TASK GOAL - Identify, in the records below, every line where the string "nord" appears, and copy each such line.

Data entries for graphics -
___
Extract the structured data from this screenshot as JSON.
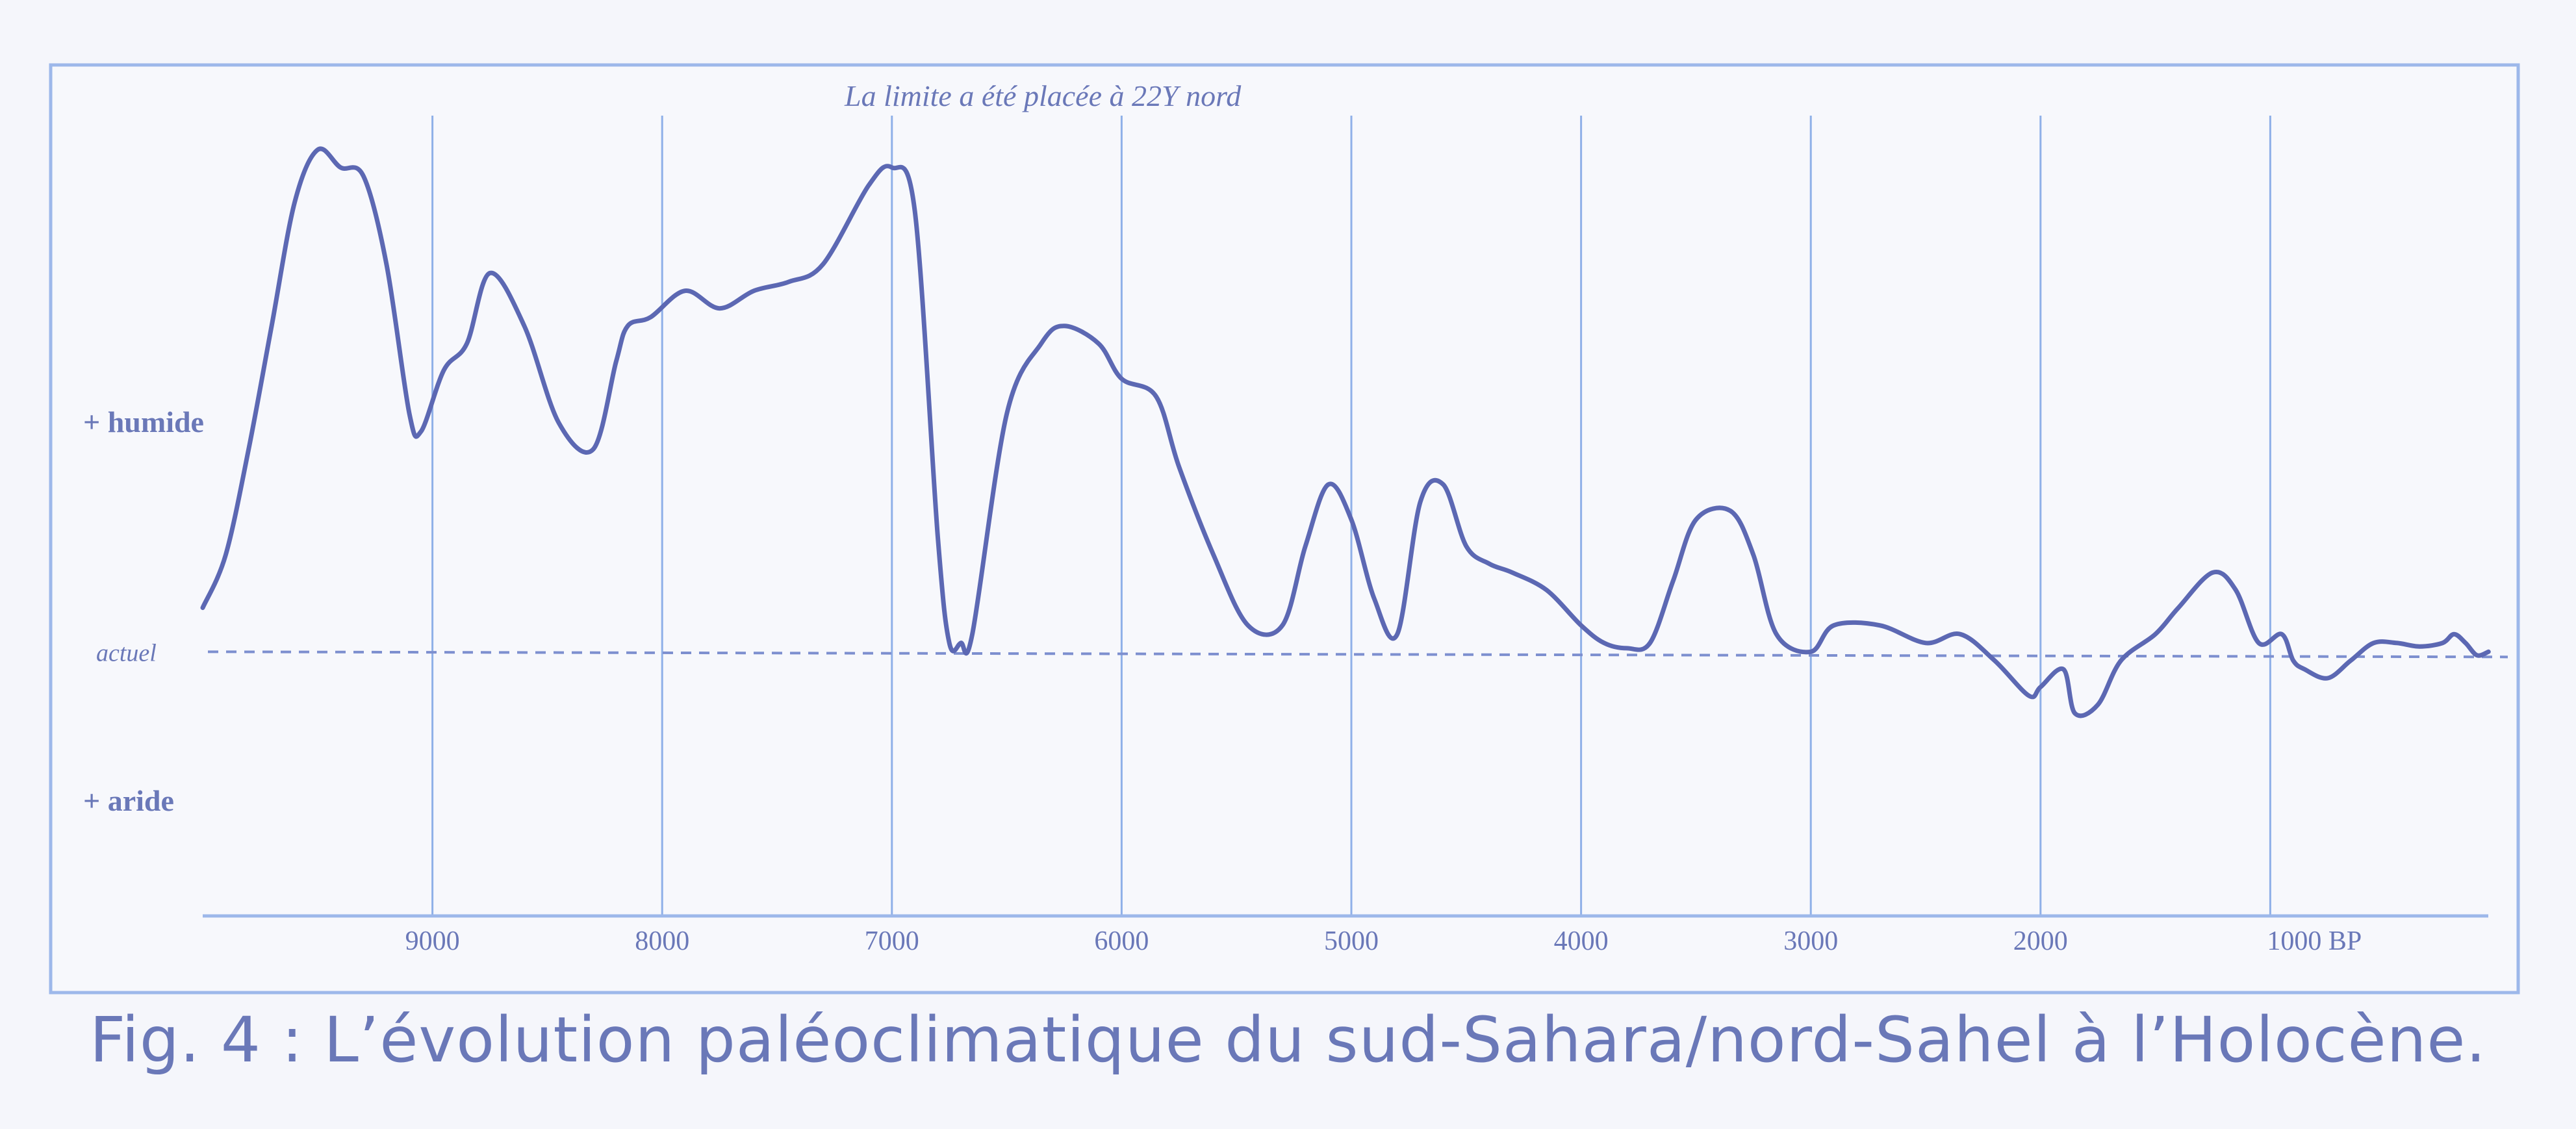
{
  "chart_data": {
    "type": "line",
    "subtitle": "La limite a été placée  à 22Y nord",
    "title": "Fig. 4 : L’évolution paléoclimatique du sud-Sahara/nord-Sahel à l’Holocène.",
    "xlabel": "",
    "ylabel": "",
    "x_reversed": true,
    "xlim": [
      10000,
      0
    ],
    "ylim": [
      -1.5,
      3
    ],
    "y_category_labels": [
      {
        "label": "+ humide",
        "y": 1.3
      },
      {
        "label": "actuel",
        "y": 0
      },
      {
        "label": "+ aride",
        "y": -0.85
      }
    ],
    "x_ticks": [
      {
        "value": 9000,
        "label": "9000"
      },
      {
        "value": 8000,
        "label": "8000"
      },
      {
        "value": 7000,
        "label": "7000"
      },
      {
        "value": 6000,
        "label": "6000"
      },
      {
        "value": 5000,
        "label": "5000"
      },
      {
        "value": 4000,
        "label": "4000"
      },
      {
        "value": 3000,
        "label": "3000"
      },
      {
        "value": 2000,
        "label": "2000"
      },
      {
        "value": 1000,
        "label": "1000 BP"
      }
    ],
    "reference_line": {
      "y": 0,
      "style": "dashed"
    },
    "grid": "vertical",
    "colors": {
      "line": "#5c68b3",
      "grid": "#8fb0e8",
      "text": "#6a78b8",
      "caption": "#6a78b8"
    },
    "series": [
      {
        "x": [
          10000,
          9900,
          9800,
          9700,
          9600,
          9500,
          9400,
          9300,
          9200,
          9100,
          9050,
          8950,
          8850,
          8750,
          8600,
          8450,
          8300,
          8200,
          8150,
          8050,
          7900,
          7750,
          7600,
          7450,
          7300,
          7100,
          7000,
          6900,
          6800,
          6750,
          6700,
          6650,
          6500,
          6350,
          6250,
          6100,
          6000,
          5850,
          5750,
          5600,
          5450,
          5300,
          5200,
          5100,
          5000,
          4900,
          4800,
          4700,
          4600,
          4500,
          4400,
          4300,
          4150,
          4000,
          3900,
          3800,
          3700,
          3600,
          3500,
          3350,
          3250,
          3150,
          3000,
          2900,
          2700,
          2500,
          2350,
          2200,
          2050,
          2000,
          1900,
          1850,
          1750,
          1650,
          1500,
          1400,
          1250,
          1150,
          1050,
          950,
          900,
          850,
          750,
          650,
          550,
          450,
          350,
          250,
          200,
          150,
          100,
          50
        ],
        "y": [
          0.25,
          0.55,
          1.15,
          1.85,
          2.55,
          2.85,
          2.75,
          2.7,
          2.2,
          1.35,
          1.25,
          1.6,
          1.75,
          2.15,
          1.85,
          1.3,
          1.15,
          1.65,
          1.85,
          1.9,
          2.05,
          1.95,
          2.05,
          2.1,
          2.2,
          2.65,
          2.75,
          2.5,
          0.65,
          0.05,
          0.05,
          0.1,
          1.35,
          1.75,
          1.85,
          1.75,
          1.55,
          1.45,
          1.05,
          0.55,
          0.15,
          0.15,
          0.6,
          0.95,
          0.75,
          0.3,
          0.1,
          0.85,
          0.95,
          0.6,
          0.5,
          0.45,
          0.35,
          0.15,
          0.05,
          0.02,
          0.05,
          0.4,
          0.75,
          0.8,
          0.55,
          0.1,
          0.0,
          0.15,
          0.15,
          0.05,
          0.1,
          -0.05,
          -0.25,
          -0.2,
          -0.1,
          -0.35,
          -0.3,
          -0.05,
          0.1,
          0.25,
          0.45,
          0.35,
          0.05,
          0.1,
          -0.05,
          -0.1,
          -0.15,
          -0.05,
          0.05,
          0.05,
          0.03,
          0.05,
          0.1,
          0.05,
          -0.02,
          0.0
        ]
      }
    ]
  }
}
___
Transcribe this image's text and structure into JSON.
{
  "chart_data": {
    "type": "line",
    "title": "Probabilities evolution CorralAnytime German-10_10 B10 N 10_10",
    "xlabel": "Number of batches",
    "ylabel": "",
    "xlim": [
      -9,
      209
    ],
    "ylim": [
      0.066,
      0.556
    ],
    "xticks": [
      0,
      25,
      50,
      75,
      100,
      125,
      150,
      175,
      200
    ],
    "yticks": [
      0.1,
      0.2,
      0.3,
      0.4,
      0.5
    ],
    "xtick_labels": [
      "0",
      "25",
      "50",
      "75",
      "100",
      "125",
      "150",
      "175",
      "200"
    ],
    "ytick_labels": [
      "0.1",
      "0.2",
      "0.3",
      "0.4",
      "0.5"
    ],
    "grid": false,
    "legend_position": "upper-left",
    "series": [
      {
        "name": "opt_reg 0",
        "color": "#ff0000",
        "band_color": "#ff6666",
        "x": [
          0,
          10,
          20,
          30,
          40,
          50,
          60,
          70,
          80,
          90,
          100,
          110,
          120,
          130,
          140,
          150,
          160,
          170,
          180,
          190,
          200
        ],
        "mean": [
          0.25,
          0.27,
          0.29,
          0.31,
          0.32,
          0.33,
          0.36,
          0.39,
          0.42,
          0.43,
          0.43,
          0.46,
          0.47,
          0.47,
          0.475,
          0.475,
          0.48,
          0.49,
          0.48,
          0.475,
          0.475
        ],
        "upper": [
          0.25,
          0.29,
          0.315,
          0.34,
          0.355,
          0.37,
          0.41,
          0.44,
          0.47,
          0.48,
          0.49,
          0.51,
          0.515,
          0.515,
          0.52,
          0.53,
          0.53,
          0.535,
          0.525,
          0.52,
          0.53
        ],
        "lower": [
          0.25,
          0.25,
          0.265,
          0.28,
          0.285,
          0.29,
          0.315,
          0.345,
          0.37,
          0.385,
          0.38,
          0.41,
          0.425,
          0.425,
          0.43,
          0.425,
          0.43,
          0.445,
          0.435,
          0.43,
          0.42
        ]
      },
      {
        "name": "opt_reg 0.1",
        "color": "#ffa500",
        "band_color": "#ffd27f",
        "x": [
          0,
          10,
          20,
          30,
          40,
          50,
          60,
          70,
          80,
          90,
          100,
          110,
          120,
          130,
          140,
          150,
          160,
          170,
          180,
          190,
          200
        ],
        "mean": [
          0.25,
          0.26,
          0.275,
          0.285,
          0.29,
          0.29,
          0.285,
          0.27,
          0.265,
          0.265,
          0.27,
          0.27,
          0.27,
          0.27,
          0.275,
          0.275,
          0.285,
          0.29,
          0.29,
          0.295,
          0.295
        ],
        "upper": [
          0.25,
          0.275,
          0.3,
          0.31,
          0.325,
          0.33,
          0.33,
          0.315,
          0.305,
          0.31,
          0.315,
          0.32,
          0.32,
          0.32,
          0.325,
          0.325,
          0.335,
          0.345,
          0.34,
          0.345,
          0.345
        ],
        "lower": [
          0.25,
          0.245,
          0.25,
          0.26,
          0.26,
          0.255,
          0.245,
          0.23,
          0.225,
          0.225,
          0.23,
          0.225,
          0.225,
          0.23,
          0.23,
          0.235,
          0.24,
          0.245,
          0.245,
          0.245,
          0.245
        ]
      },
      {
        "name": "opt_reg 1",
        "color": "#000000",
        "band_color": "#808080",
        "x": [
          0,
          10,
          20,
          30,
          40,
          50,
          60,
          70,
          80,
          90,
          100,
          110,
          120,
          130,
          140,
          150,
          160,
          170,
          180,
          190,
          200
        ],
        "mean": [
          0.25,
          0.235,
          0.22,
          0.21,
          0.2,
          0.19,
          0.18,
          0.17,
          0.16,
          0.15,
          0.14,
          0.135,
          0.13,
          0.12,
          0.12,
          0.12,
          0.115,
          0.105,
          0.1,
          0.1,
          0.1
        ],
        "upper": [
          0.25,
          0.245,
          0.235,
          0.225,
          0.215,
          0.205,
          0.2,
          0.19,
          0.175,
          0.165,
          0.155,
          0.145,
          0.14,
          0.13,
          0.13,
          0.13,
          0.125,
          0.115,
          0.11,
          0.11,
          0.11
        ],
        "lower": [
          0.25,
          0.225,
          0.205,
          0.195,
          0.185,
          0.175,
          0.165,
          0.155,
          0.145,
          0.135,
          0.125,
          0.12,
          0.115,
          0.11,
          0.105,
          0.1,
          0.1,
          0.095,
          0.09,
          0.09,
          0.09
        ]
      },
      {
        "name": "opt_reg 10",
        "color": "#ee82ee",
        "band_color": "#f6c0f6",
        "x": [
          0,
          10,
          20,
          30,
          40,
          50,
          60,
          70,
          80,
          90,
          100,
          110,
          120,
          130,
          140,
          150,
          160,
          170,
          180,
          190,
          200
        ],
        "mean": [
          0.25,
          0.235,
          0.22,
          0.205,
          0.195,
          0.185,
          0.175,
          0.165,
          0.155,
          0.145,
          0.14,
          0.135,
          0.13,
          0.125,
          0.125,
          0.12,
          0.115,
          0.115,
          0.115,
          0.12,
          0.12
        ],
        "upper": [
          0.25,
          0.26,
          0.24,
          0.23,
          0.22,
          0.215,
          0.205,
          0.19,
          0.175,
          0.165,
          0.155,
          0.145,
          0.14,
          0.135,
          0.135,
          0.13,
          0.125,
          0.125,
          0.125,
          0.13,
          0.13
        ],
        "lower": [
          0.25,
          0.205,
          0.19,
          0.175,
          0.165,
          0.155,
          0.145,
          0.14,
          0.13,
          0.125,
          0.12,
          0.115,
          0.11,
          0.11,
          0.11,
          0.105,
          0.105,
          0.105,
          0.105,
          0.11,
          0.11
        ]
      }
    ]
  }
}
___
RESULT OF THE EXERCISE -
    "subtitle": "La limite a été placée  à 22Y nord",
    "title": "Fig. 4 : L’évolution paléoclimatique du sud-Sahara/nord-Sahel à l’Holocène.",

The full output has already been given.